--- start of MATERIAL SUPPLIED ---
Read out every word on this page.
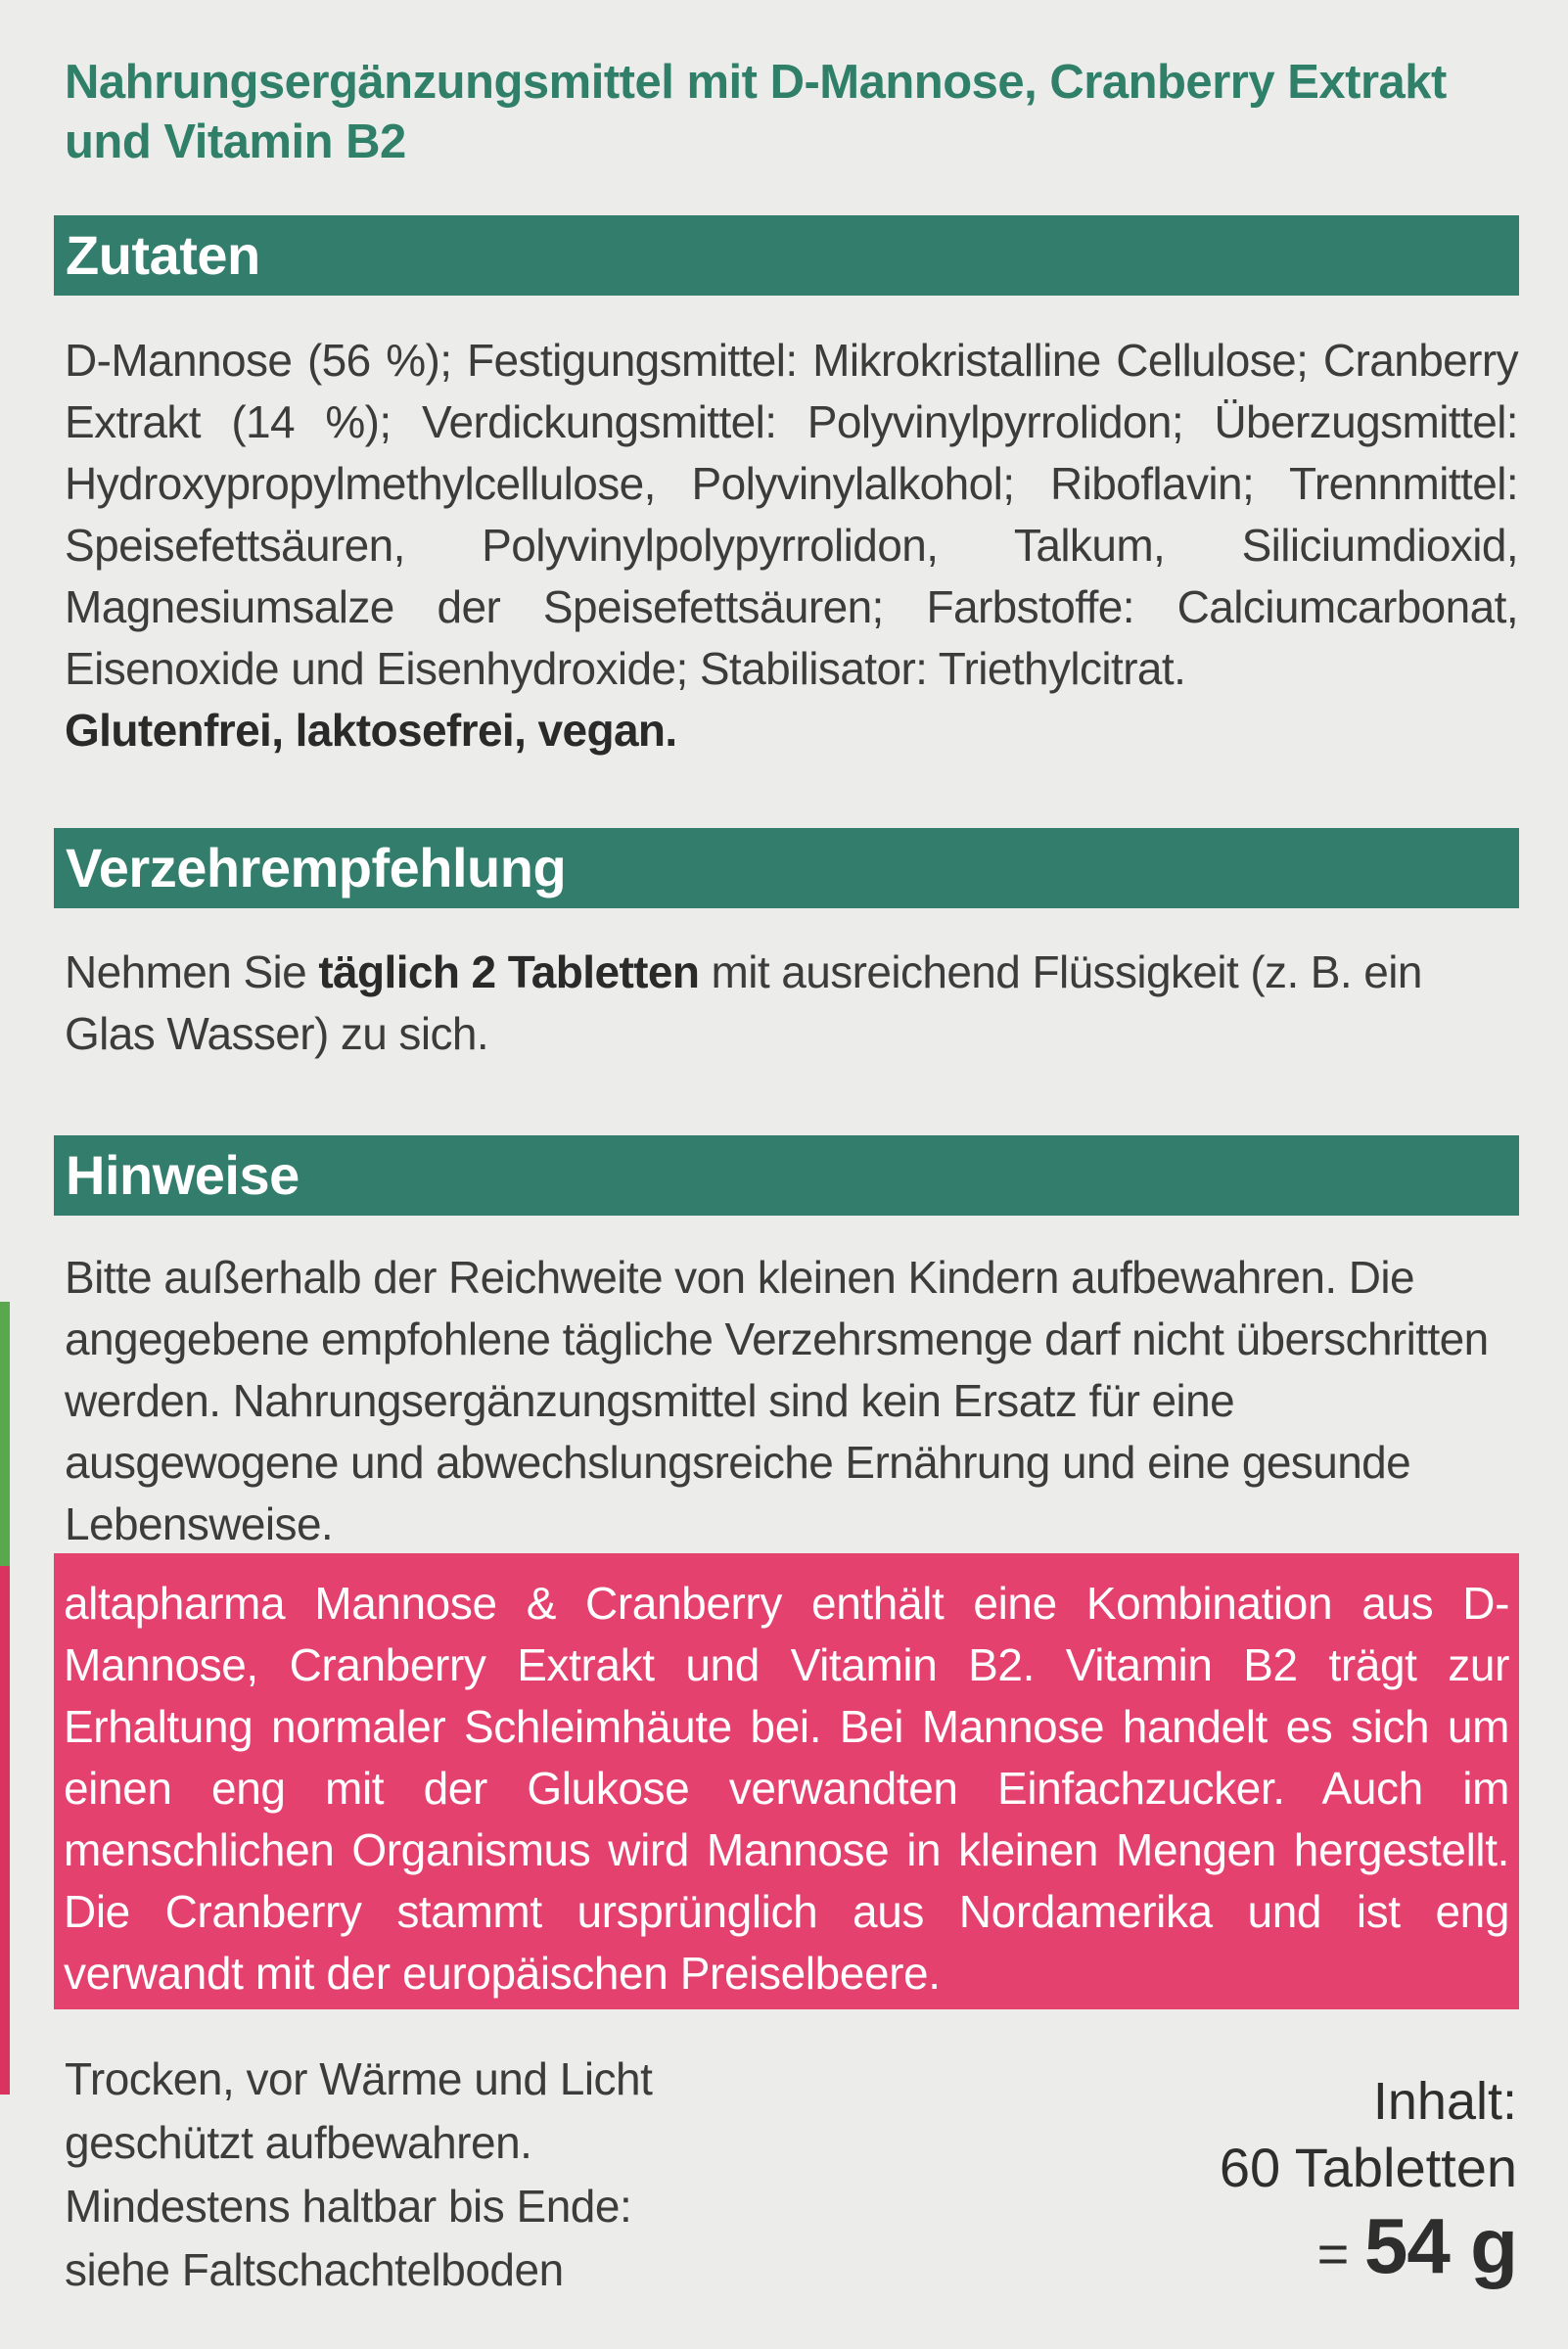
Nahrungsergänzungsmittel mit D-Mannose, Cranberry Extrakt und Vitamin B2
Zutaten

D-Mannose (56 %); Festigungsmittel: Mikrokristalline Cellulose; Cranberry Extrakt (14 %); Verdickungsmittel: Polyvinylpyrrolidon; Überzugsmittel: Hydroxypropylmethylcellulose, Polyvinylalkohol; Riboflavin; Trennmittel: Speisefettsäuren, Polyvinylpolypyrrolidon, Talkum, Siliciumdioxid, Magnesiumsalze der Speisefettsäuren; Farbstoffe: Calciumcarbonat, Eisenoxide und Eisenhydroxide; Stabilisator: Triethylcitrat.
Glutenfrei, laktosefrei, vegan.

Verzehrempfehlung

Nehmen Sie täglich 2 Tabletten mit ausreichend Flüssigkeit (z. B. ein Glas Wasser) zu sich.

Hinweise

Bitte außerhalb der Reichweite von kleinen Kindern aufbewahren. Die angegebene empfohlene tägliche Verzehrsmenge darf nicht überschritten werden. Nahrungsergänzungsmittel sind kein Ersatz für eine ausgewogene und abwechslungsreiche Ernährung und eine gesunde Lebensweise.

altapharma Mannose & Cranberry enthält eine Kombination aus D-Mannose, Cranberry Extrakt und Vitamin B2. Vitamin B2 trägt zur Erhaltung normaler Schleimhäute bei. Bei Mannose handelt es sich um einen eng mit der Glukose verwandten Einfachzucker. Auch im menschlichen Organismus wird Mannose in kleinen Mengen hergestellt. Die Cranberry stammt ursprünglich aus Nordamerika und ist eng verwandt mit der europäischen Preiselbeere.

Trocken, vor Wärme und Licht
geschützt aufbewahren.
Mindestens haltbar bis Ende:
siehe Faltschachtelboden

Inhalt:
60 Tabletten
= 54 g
--- end of MATERIAL SUPPLIED ---
--- start of MATERIAL SUPPLIED ---
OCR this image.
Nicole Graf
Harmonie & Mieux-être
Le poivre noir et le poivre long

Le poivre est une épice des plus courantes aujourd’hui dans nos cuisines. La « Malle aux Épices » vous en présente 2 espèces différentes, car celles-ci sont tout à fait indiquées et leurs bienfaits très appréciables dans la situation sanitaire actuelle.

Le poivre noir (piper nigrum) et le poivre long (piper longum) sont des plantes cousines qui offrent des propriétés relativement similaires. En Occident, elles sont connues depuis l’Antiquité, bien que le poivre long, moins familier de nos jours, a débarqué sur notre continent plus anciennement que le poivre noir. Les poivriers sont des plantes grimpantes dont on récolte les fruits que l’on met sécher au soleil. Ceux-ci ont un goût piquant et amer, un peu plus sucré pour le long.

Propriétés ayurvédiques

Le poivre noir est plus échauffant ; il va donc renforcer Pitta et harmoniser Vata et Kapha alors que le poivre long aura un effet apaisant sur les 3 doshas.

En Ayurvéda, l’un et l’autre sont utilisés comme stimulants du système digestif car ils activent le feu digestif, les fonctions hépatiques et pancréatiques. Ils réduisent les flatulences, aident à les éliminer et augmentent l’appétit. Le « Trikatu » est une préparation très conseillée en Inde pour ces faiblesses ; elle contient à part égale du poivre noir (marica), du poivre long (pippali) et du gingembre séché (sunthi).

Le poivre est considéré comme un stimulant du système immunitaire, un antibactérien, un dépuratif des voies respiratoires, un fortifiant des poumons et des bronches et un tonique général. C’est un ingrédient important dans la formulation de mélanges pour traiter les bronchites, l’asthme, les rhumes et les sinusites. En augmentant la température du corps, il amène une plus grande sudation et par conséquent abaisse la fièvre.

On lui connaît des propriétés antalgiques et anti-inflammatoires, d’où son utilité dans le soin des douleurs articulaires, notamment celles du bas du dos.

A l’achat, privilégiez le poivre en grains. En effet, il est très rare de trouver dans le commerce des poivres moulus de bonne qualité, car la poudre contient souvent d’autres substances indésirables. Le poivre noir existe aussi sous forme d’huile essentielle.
--- end of MATERIAL SUPPLIED ---
WHAT THE EXERCISE ASKS. Work out how many lines of the listing above include the word "Extrakt". Report only the number.

WRITTEN ANSWER. 3